TASK DETAILS.
Write the data out again, character for character, with no images.

[Figure record extracts]
---------------
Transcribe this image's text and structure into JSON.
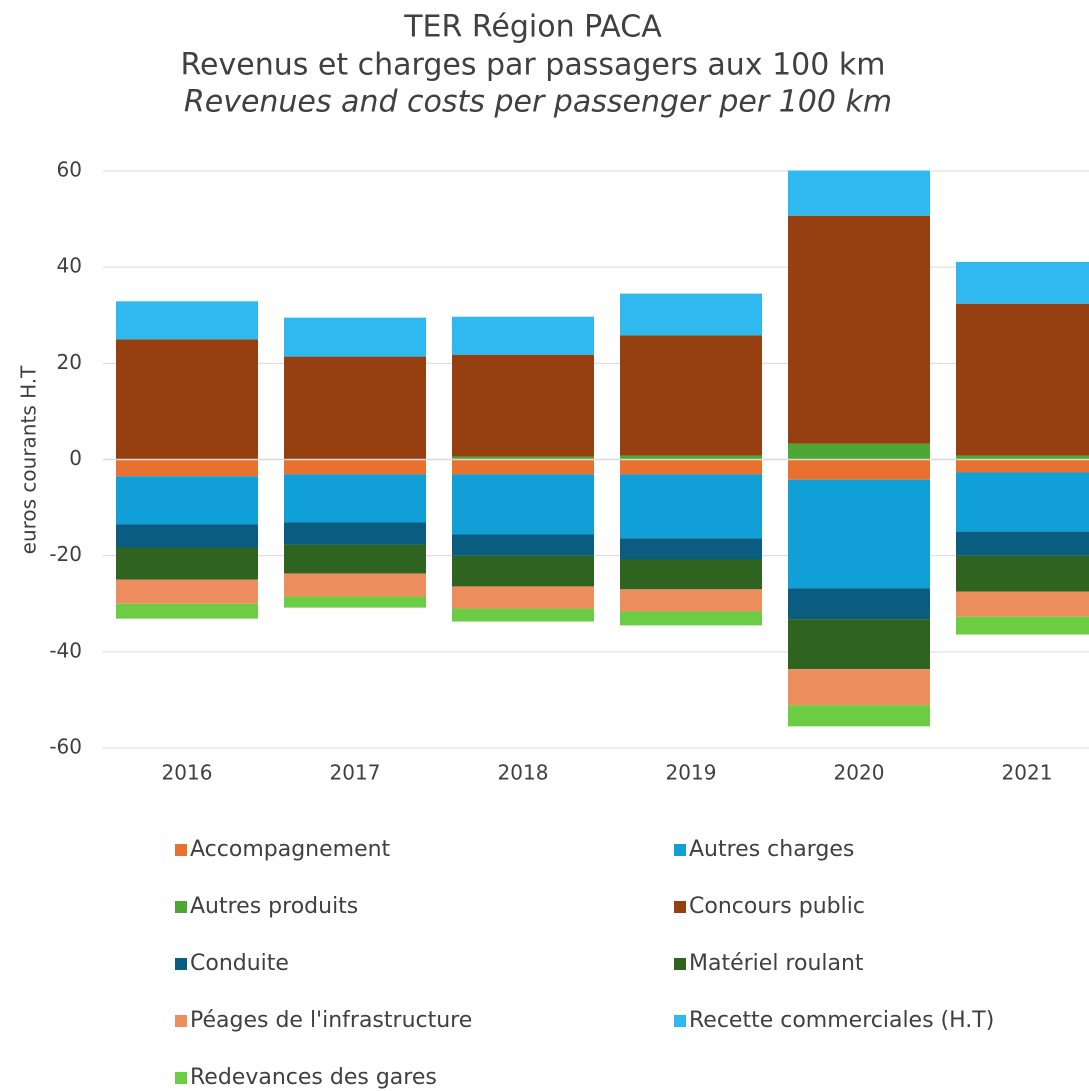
{
  "chart_data": {
    "type": "stacked_bar",
    "title": "TER Région PACA",
    "subtitle": "Revenus et charges par passagers aux 100 km",
    "subtitle_en": "Revenues and costs per passenger per 100 km",
    "y_label": "euros courants H.T",
    "categories": [
      "2016",
      "2017",
      "2018",
      "2019",
      "2020",
      "2021"
    ],
    "ylim": [
      -60,
      60
    ],
    "yticks": [
      -60,
      -40,
      -20,
      0,
      20,
      40,
      60
    ],
    "grid": true,
    "series": [
      {
        "name": "Accompagnement",
        "color": "#e8712f",
        "values": [
          -3.5,
          -3.1,
          -3.1,
          -3.1,
          -4.2,
          -2.7
        ]
      },
      {
        "name": "Autres charges",
        "color": "#119fd8",
        "values": [
          -10,
          -10,
          -12.5,
          -13.3,
          -22.6,
          -12.3
        ]
      },
      {
        "name": "Autres produits",
        "color": "#4ca832",
        "values": [
          0,
          0,
          0.6,
          0.8,
          3.3,
          0.8
        ]
      },
      {
        "name": "Concours public",
        "color": "#963f10",
        "values": [
          25,
          21.4,
          21.2,
          25,
          47.4,
          31.6
        ]
      },
      {
        "name": "Conduite",
        "color": "#0a5c80",
        "values": [
          -4.8,
          -4.6,
          -4.4,
          -4.4,
          -6.4,
          -5
        ]
      },
      {
        "name": "Matériel roulant",
        "color": "#2e6420",
        "values": [
          -6.7,
          -6,
          -6.4,
          -6.2,
          -10.4,
          -7.5
        ]
      },
      {
        "name": "Péages de l'infrastructure",
        "color": "#ec8e5e",
        "values": [
          -5,
          -4.8,
          -4.6,
          -4.6,
          -7.5,
          -5.2
        ]
      },
      {
        "name": "Recette commerciales (H.T)",
        "color": "#2fb9ee",
        "values": [
          7.9,
          8.1,
          7.9,
          8.7,
          9.4,
          8.7
        ]
      },
      {
        "name": "Redevances des gares",
        "color": "#6ccc44",
        "values": [
          -3.1,
          -2.3,
          -2.7,
          -2.9,
          -4.4,
          -3.7
        ]
      }
    ]
  }
}
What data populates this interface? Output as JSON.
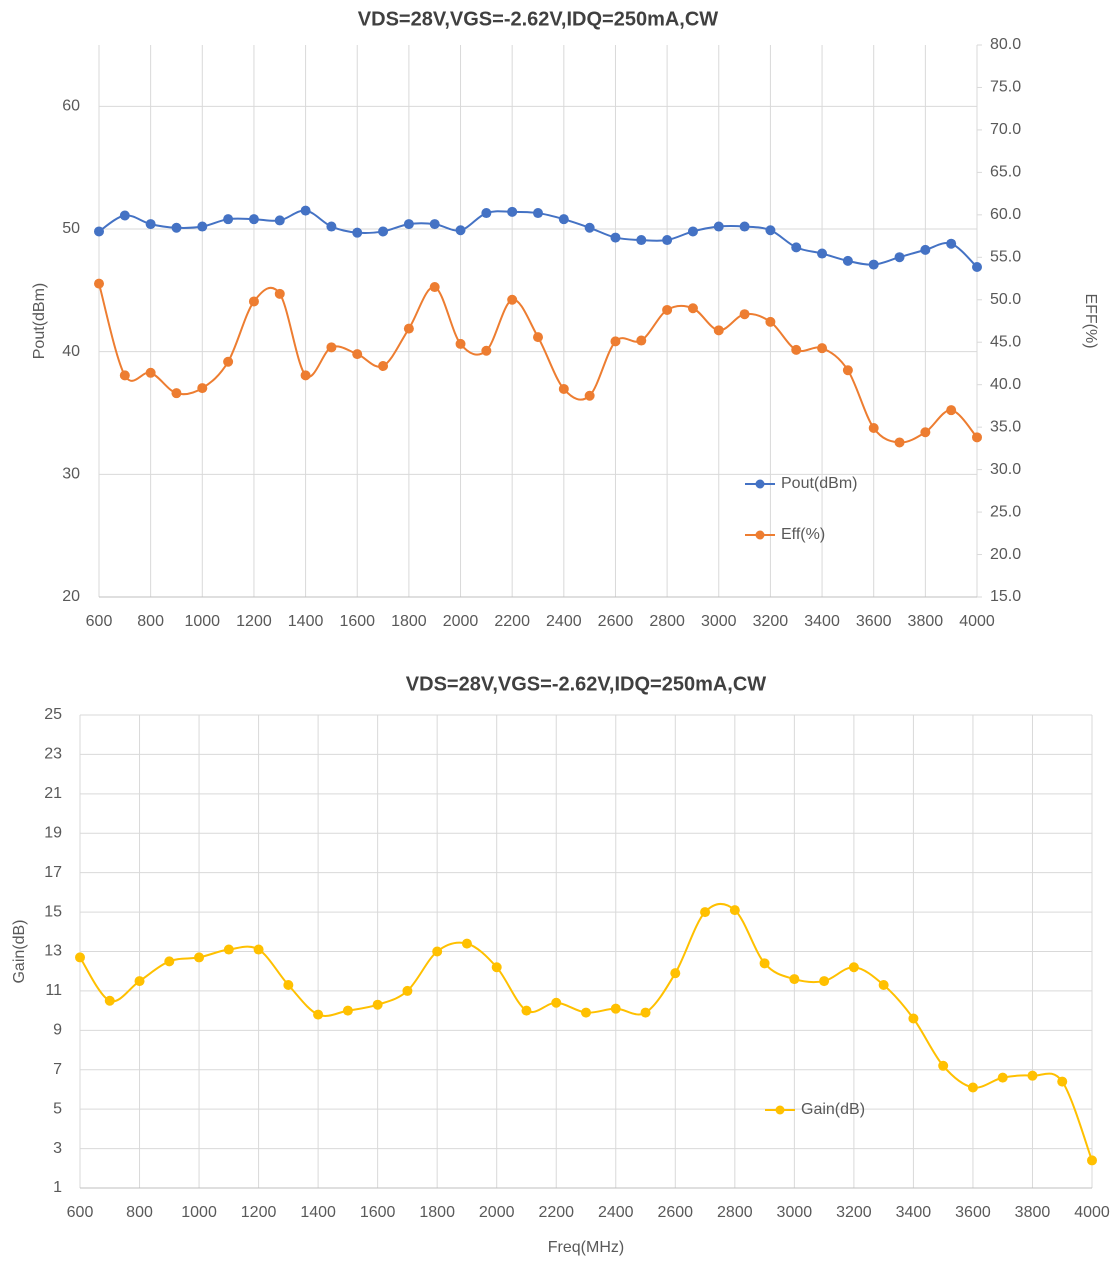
{
  "chart_data": [
    {
      "type": "line",
      "title": "VDS=28V,VGS=-2.62V,IDQ=250mA,CW",
      "y_label": "Pout(dBm)",
      "y2_label": "EFF(%)",
      "x": [
        600,
        700,
        800,
        900,
        1000,
        1100,
        1200,
        1300,
        1400,
        1500,
        1600,
        1700,
        1800,
        1900,
        2000,
        2100,
        2200,
        2300,
        2400,
        2500,
        2600,
        2700,
        2800,
        2900,
        3000,
        3100,
        3200,
        3300,
        3400,
        3500,
        3600,
        3700,
        3800,
        3900,
        4000
      ],
      "xlim": [
        600,
        4000
      ],
      "xticks": [
        600,
        800,
        1000,
        1200,
        1400,
        1600,
        1800,
        2000,
        2200,
        2400,
        2600,
        2800,
        3000,
        3200,
        3400,
        3600,
        3800,
        4000
      ],
      "ylim": [
        20,
        65
      ],
      "yticks": [
        20,
        30,
        40,
        50,
        60
      ],
      "y2lim": [
        15,
        80
      ],
      "y2ticks": [
        {
          "value": 15,
          "label": "15.0"
        },
        {
          "value": 20,
          "label": "20.0"
        },
        {
          "value": 25,
          "label": "25.0"
        },
        {
          "value": 30,
          "label": "30.0"
        },
        {
          "value": 35,
          "label": "35.0"
        },
        {
          "value": 40,
          "label": "40.0"
        },
        {
          "value": 45,
          "label": "45.0"
        },
        {
          "value": 50,
          "label": "50.0"
        },
        {
          "value": 55,
          "label": "55.0"
        },
        {
          "value": 60,
          "label": "60.0"
        },
        {
          "value": 65,
          "label": "65.0"
        },
        {
          "value": 70,
          "label": "70.0"
        },
        {
          "value": 75,
          "label": "75.0"
        },
        {
          "value": 80,
          "label": "80.0"
        }
      ],
      "grid": true,
      "legend": "lower right",
      "series": [
        {
          "name": "Pout(dBm)",
          "color": "#4472c4",
          "values": [
            49.8,
            51.1,
            50.4,
            50.1,
            50.2,
            50.8,
            50.8,
            50.7,
            51.5,
            50.2,
            49.7,
            49.8,
            50.4,
            50.4,
            49.9,
            51.3,
            51.4,
            51.3,
            50.8,
            50.1,
            49.3,
            49.1,
            49.1,
            49.8,
            50.2,
            50.2,
            49.9,
            48.5,
            48.0,
            47.4,
            47.1,
            47.7,
            48.3,
            48.8,
            46.9
          ]
        },
        {
          "name": "Eff(%)",
          "color": "#ed7d31",
          "axis": "y2",
          "values": [
            51.9,
            41.1,
            41.4,
            39.0,
            39.6,
            42.7,
            49.8,
            50.7,
            41.1,
            44.4,
            43.6,
            42.2,
            46.6,
            51.5,
            44.8,
            44.0,
            50.0,
            45.6,
            39.5,
            38.7,
            45.1,
            45.2,
            48.8,
            49.0,
            46.4,
            48.3,
            47.4,
            44.1,
            44.3,
            41.7,
            34.9,
            33.2,
            34.4,
            37.0,
            33.8
          ]
        }
      ]
    },
    {
      "type": "line",
      "title": "VDS=28V,VGS=-2.62V,IDQ=250mA,CW",
      "x_label": "Freq(MHz)",
      "y_label": "Gain(dB)",
      "x": [
        600,
        700,
        800,
        900,
        1000,
        1100,
        1200,
        1300,
        1400,
        1500,
        1600,
        1700,
        1800,
        1900,
        2000,
        2100,
        2200,
        2300,
        2400,
        2500,
        2600,
        2700,
        2800,
        2900,
        3000,
        3100,
        3200,
        3300,
        3400,
        3500,
        3600,
        3700,
        3800,
        3900,
        4000
      ],
      "xlim": [
        600,
        4000
      ],
      "xticks": [
        600,
        800,
        1000,
        1200,
        1400,
        1600,
        1800,
        2000,
        2200,
        2400,
        2600,
        2800,
        3000,
        3200,
        3400,
        3600,
        3800,
        4000
      ],
      "ylim": [
        1,
        25
      ],
      "yticks": [
        1,
        3,
        5,
        7,
        9,
        11,
        13,
        15,
        17,
        19,
        21,
        23,
        25
      ],
      "grid": true,
      "legend": "lower right",
      "series": [
        {
          "name": "Gain(dB)",
          "color": "#ffc000",
          "values": [
            12.7,
            10.5,
            11.5,
            12.5,
            12.7,
            13.1,
            13.1,
            11.3,
            9.8,
            10.0,
            10.3,
            11.0,
            13.0,
            13.4,
            12.2,
            10.0,
            10.4,
            9.9,
            10.1,
            9.9,
            11.9,
            15.0,
            15.1,
            12.4,
            11.6,
            11.5,
            12.2,
            11.3,
            9.6,
            7.2,
            6.1,
            6.6,
            6.7,
            6.4,
            2.4
          ]
        }
      ]
    }
  ]
}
---------------
ANSWER TO THE EXERCISE.
Transcribe this image's text and structure into JSON.
{
  "chart_data": {
    "type": "stacked_bar",
    "title": "TER Région PACA",
    "subtitle": "Revenus et charges par passagers aux 100 km",
    "subtitle_en": "Revenues and costs per passenger per 100 km",
    "y_label": "euros courants H.T",
    "categories": [
      "2016",
      "2017",
      "2018",
      "2019",
      "2020",
      "2021"
    ],
    "ylim": [
      -60,
      60
    ],
    "yticks": [
      -60,
      -40,
      -20,
      0,
      20,
      40,
      60
    ],
    "grid": true,
    "series": [
      {
        "name": "Accompagnement",
        "color": "#e8712f",
        "values": [
          -3.5,
          -3.1,
          -3.1,
          -3.1,
          -4.2,
          -2.7
        ]
      },
      {
        "name": "Autres charges",
        "color": "#119fd8",
        "values": [
          -10,
          -10,
          -12.5,
          -13.3,
          -22.6,
          -12.3
        ]
      },
      {
        "name": "Autres produits",
        "color": "#4ca832",
        "values": [
          0,
          0,
          0.6,
          0.8,
          3.3,
          0.8
        ]
      },
      {
        "name": "Concours public",
        "color": "#963f10",
        "values": [
          25,
          21.4,
          21.2,
          25,
          47.4,
          31.6
        ]
      },
      {
        "name": "Conduite",
        "color": "#0a5c80",
        "values": [
          -4.8,
          -4.6,
          -4.4,
          -4.4,
          -6.4,
          -5
        ]
      },
      {
        "name": "Matériel roulant",
        "color": "#2e6420",
        "values": [
          -6.7,
          -6,
          -6.4,
          -6.2,
          -10.4,
          -7.5
        ]
      },
      {
        "name": "Péages de l'infrastructure",
        "color": "#ec8e5e",
        "values": [
          -5,
          -4.8,
          -4.6,
          -4.6,
          -7.5,
          -5.2
        ]
      },
      {
        "name": "Recette commerciales (H.T)",
        "color": "#2fb9ee",
        "values": [
          7.9,
          8.1,
          7.9,
          8.7,
          9.4,
          8.7
        ]
      },
      {
        "name": "Redevances des gares",
        "color": "#6ccc44",
        "values": [
          -3.1,
          -2.3,
          -2.7,
          -2.9,
          -4.4,
          -3.7
        ]
      }
    ]
  }
}
What data populates this interface? Output as JSON.
{
  "chart_data": [
    {
      "type": "line",
      "title": "VDS=28V,VGS=-2.62V,IDQ=250mA,CW",
      "y_label": "Pout(dBm)",
      "y2_label": "EFF(%)",
      "x": [
        600,
        700,
        800,
        900,
        1000,
        1100,
        1200,
        1300,
        1400,
        1500,
        1600,
        1700,
        1800,
        1900,
        2000,
        2100,
        2200,
        2300,
        2400,
        2500,
        2600,
        2700,
        2800,
        2900,
        3000,
        3100,
        3200,
        3300,
        3400,
        3500,
        3600,
        3700,
        3800,
        3900,
        4000
      ],
      "xlim": [
        600,
        4000
      ],
      "xticks": [
        600,
        800,
        1000,
        1200,
        1400,
        1600,
        1800,
        2000,
        2200,
        2400,
        2600,
        2800,
        3000,
        3200,
        3400,
        3600,
        3800,
        4000
      ],
      "ylim": [
        20,
        65
      ],
      "yticks": [
        20,
        30,
        40,
        50,
        60
      ],
      "y2lim": [
        15,
        80
      ],
      "y2ticks": [
        {
          "value": 15,
          "label": "15.0"
        },
        {
          "value": 20,
          "label": "20.0"
        },
        {
          "value": 25,
          "label": "25.0"
        },
        {
          "value": 30,
          "label": "30.0"
        },
        {
          "value": 35,
          "label": "35.0"
        },
        {
          "value": 40,
          "label": "40.0"
        },
        {
          "value": 45,
          "label": "45.0"
        },
        {
          "value": 50,
          "label": "50.0"
        },
        {
          "value": 55,
          "label": "55.0"
        },
        {
          "value": 60,
          "label": "60.0"
        },
        {
          "value": 65,
          "label": "65.0"
        },
        {
          "value": 70,
          "label": "70.0"
        },
        {
          "value": 75,
          "label": "75.0"
        },
        {
          "value": 80,
          "label": "80.0"
        }
      ],
      "grid": true,
      "legend": "lower right",
      "series": [
        {
          "name": "Pout(dBm)",
          "color": "#4472c4",
          "values": [
            49.8,
            51.1,
            50.4,
            50.1,
            50.2,
            50.8,
            50.8,
            50.7,
            51.5,
            50.2,
            49.7,
            49.8,
            50.4,
            50.4,
            49.9,
            51.3,
            51.4,
            51.3,
            50.8,
            50.1,
            49.3,
            49.1,
            49.1,
            49.8,
            50.2,
            50.2,
            49.9,
            48.5,
            48.0,
            47.4,
            47.1,
            47.7,
            48.3,
            48.8,
            46.9
          ]
        },
        {
          "name": "Eff(%)",
          "color": "#ed7d31",
          "axis": "y2",
          "values": [
            51.9,
            41.1,
            41.4,
            39.0,
            39.6,
            42.7,
            49.8,
            50.7,
            41.1,
            44.4,
            43.6,
            42.2,
            46.6,
            51.5,
            44.8,
            44.0,
            50.0,
            45.6,
            39.5,
            38.7,
            45.1,
            45.2,
            48.8,
            49.0,
            46.4,
            48.3,
            47.4,
            44.1,
            44.3,
            41.7,
            34.9,
            33.2,
            34.4,
            37.0,
            33.8
          ]
        }
      ]
    },
    {
      "type": "line",
      "title": "VDS=28V,VGS=-2.62V,IDQ=250mA,CW",
      "x_label": "Freq(MHz)",
      "y_label": "Gain(dB)",
      "x": [
        600,
        700,
        800,
        900,
        1000,
        1100,
        1200,
        1300,
        1400,
        1500,
        1600,
        1700,
        1800,
        1900,
        2000,
        2100,
        2200,
        2300,
        2400,
        2500,
        2600,
        2700,
        2800,
        2900,
        3000,
        3100,
        3200,
        3300,
        3400,
        3500,
        3600,
        3700,
        3800,
        3900,
        4000
      ],
      "xlim": [
        600,
        4000
      ],
      "xticks": [
        600,
        800,
        1000,
        1200,
        1400,
        1600,
        1800,
        2000,
        2200,
        2400,
        2600,
        2800,
        3000,
        3200,
        3400,
        3600,
        3800,
        4000
      ],
      "ylim": [
        1,
        25
      ],
      "yticks": [
        1,
        3,
        5,
        7,
        9,
        11,
        13,
        15,
        17,
        19,
        21,
        23,
        25
      ],
      "grid": true,
      "legend": "lower right",
      "series": [
        {
          "name": "Gain(dB)",
          "color": "#ffc000",
          "values": [
            12.7,
            10.5,
            11.5,
            12.5,
            12.7,
            13.1,
            13.1,
            11.3,
            9.8,
            10.0,
            10.3,
            11.0,
            13.0,
            13.4,
            12.2,
            10.0,
            10.4,
            9.9,
            10.1,
            9.9,
            11.9,
            15.0,
            15.1,
            12.4,
            11.6,
            11.5,
            12.2,
            11.3,
            9.6,
            7.2,
            6.1,
            6.6,
            6.7,
            6.4,
            2.4
          ]
        }
      ]
    }
  ]
}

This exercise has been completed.